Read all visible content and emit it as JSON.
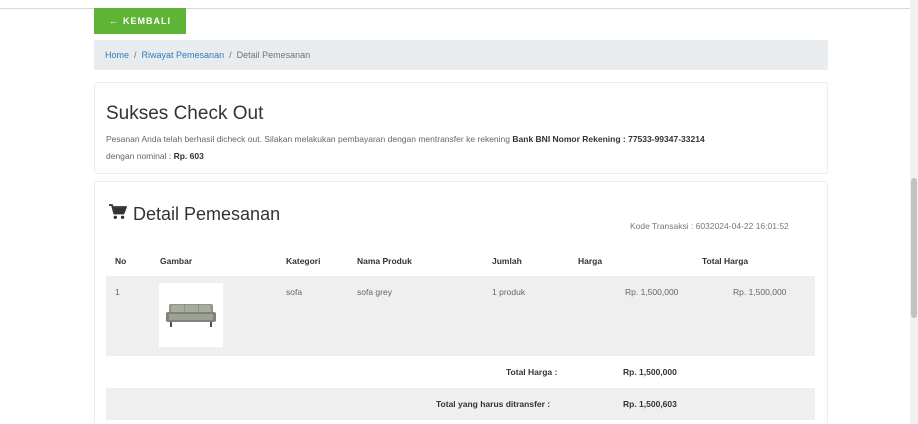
{
  "nav": {
    "back_label": "KEMBALI"
  },
  "breadcrumb": {
    "home": "Home",
    "history": "Riwayat Pemesanan",
    "current": "Detail Pemesanan"
  },
  "success": {
    "title": "Sukses Check Out",
    "message": "Pesanan Anda telah berhasil dicheck out. Silakan melakukan pembayaran dengan mentransfer ke rekening",
    "bank_info": "Bank BNI Nomor Rekening : 77533-99347-33214",
    "nominal_label": "dengan nominal :",
    "nominal_value": "Rp. 603"
  },
  "detail": {
    "title": "Detail Pemesanan",
    "kode_transaksi": "Kode Transaksi : 6032024-04-22 16:01:52",
    "headers": {
      "no": "No",
      "gambar": "Gambar",
      "kategori": "Kategori",
      "nama_produk": "Nama Produk",
      "jumlah": "Jumlah",
      "harga": "Harga",
      "total_harga": "Total Harga"
    },
    "rows": [
      {
        "no": "1",
        "kategori": "sofa",
        "nama_produk": "sofa grey",
        "jumlah": "1 produk",
        "harga": "Rp. 1,500,000",
        "total_harga": "Rp. 1,500,000",
        "image_icon": "sofa-image"
      }
    ],
    "total_label": "Total Harga :",
    "total_value": "Rp. 1,500,000",
    "transfer_label": "Total yang harus ditransfer :",
    "transfer_value": "Rp. 1,500,603"
  },
  "colors": {
    "accent": "#5fb336",
    "link": "#337ab7"
  }
}
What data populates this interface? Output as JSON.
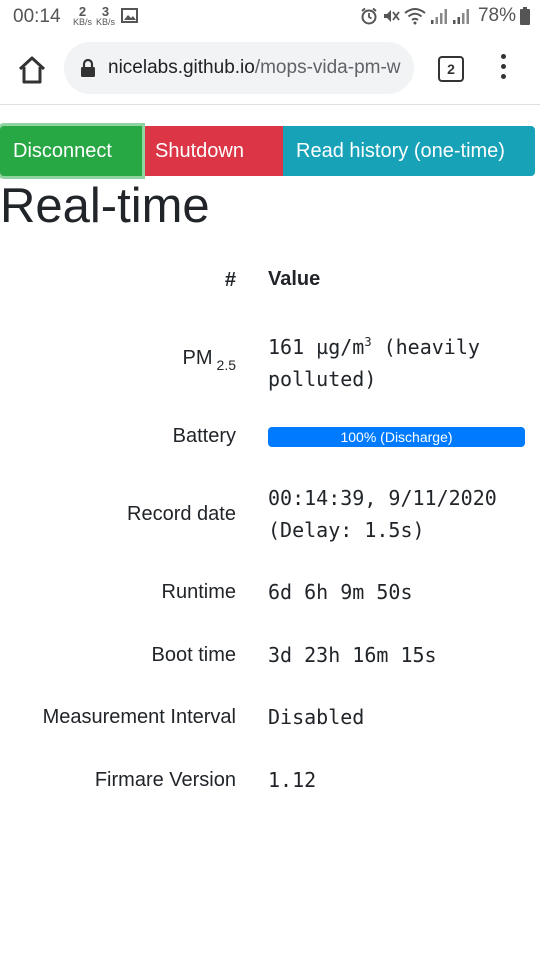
{
  "status_bar": {
    "time": "00:14",
    "net_down": "2",
    "net_down_unit": "KB/s",
    "net_up": "3",
    "net_up_unit": "KB/s",
    "battery_pct": "78%",
    "icons": [
      "image-icon",
      "alarm-icon",
      "mute-icon",
      "wifi-icon",
      "signal-icon",
      "signal-icon-2",
      "battery-icon"
    ]
  },
  "browser": {
    "url_host": "nicelabs.github.io",
    "url_path": "/mops-vida-pm-w",
    "tab_count": "2"
  },
  "buttons": {
    "disconnect": "Disconnect",
    "shutdown": "Shutdown",
    "read_history": "Read history (one-time)"
  },
  "heading": "Real-time",
  "table": {
    "col_label": "#",
    "col_value": "Value",
    "pm_label": "PM",
    "pm_sub": "2.5",
    "pm_value_line1": "161 µg/m",
    "pm_value_sup": "3",
    "pm_value_line1_tail": " (heavily",
    "pm_value_line2": "polluted)",
    "battery_label": "Battery",
    "battery_text": "100% (Discharge)",
    "battery_level": 1.0,
    "record_label": "Record date",
    "record_line1": "00:14:39, 9/11/2020",
    "record_line2": "(Delay: 1.5s)",
    "runtime_label": "Runtime",
    "runtime_value": "6d 6h 9m 50s",
    "boot_label": "Boot time",
    "boot_value": "3d 23h 16m 15s",
    "interval_label": "Measurement Interval",
    "interval_value": "Disabled",
    "firmware_label": "Firmare Version",
    "firmware_value": "1.12"
  },
  "colors": {
    "green": "#28a745",
    "red": "#dc3545",
    "teal": "#17a2b8",
    "progress": "#007bff"
  }
}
+++
» The request: Transcribe the records above exactly, leaving out every picture.

» Solution to this exercise:
Read all visible content and emit it as JSON.
{
  "nav": {
    "back_label": "KEMBALI"
  },
  "breadcrumb": {
    "home": "Home",
    "history": "Riwayat Pemesanan",
    "current": "Detail Pemesanan"
  },
  "success": {
    "title": "Sukses Check Out",
    "message": "Pesanan Anda telah berhasil dicheck out. Silakan melakukan pembayaran dengan mentransfer ke rekening",
    "bank_info": "Bank BNI Nomor Rekening : 77533-99347-33214",
    "nominal_label": "dengan nominal :",
    "nominal_value": "Rp. 603"
  },
  "detail": {
    "title": "Detail Pemesanan",
    "kode_transaksi": "Kode Transaksi : 6032024-04-22 16:01:52",
    "headers": {
      "no": "No",
      "gambar": "Gambar",
      "kategori": "Kategori",
      "nama_produk": "Nama Produk",
      "jumlah": "Jumlah",
      "harga": "Harga",
      "total_harga": "Total Harga"
    },
    "rows": [
      {
        "no": "1",
        "kategori": "sofa",
        "nama_produk": "sofa grey",
        "jumlah": "1 produk",
        "harga": "Rp. 1,500,000",
        "total_harga": "Rp. 1,500,000",
        "image_icon": "sofa-image"
      }
    ],
    "total_label": "Total Harga :",
    "total_value": "Rp. 1,500,000",
    "transfer_label": "Total yang harus ditransfer :",
    "transfer_value": "Rp. 1,500,603"
  },
  "colors": {
    "accent": "#5fb336",
    "link": "#337ab7"
  }
}
What data populates this interface? Output as JSON.
{
  "status_bar": {
    "time": "00:14",
    "net_down": "2",
    "net_down_unit": "KB/s",
    "net_up": "3",
    "net_up_unit": "KB/s",
    "battery_pct": "78%",
    "icons": [
      "image-icon",
      "alarm-icon",
      "mute-icon",
      "wifi-icon",
      "signal-icon",
      "signal-icon-2",
      "battery-icon"
    ]
  },
  "browser": {
    "url_host": "nicelabs.github.io",
    "url_path": "/mops-vida-pm-w",
    "tab_count": "2"
  },
  "buttons": {
    "disconnect": "Disconnect",
    "shutdown": "Shutdown",
    "read_history": "Read history (one-time)"
  },
  "heading": "Real-time",
  "table": {
    "col_label": "#",
    "col_value": "Value",
    "pm_label": "PM",
    "pm_sub": "2.5",
    "pm_value_line1": "161 µg/m",
    "pm_value_sup": "3",
    "pm_value_line1_tail": " (heavily",
    "pm_value_line2": "polluted)",
    "battery_label": "Battery",
    "battery_text": "100% (Discharge)",
    "battery_level": 1.0,
    "record_label": "Record date",
    "record_line1": "00:14:39, 9/11/2020",
    "record_line2": "(Delay: 1.5s)",
    "runtime_label": "Runtime",
    "runtime_value": "6d 6h 9m 50s",
    "boot_label": "Boot time",
    "boot_value": "3d 23h 16m 15s",
    "interval_label": "Measurement Interval",
    "interval_value": "Disabled",
    "firmware_label": "Firmare Version",
    "firmware_value": "1.12"
  },
  "colors": {
    "green": "#28a745",
    "red": "#dc3545",
    "teal": "#17a2b8",
    "progress": "#007bff"
  }
}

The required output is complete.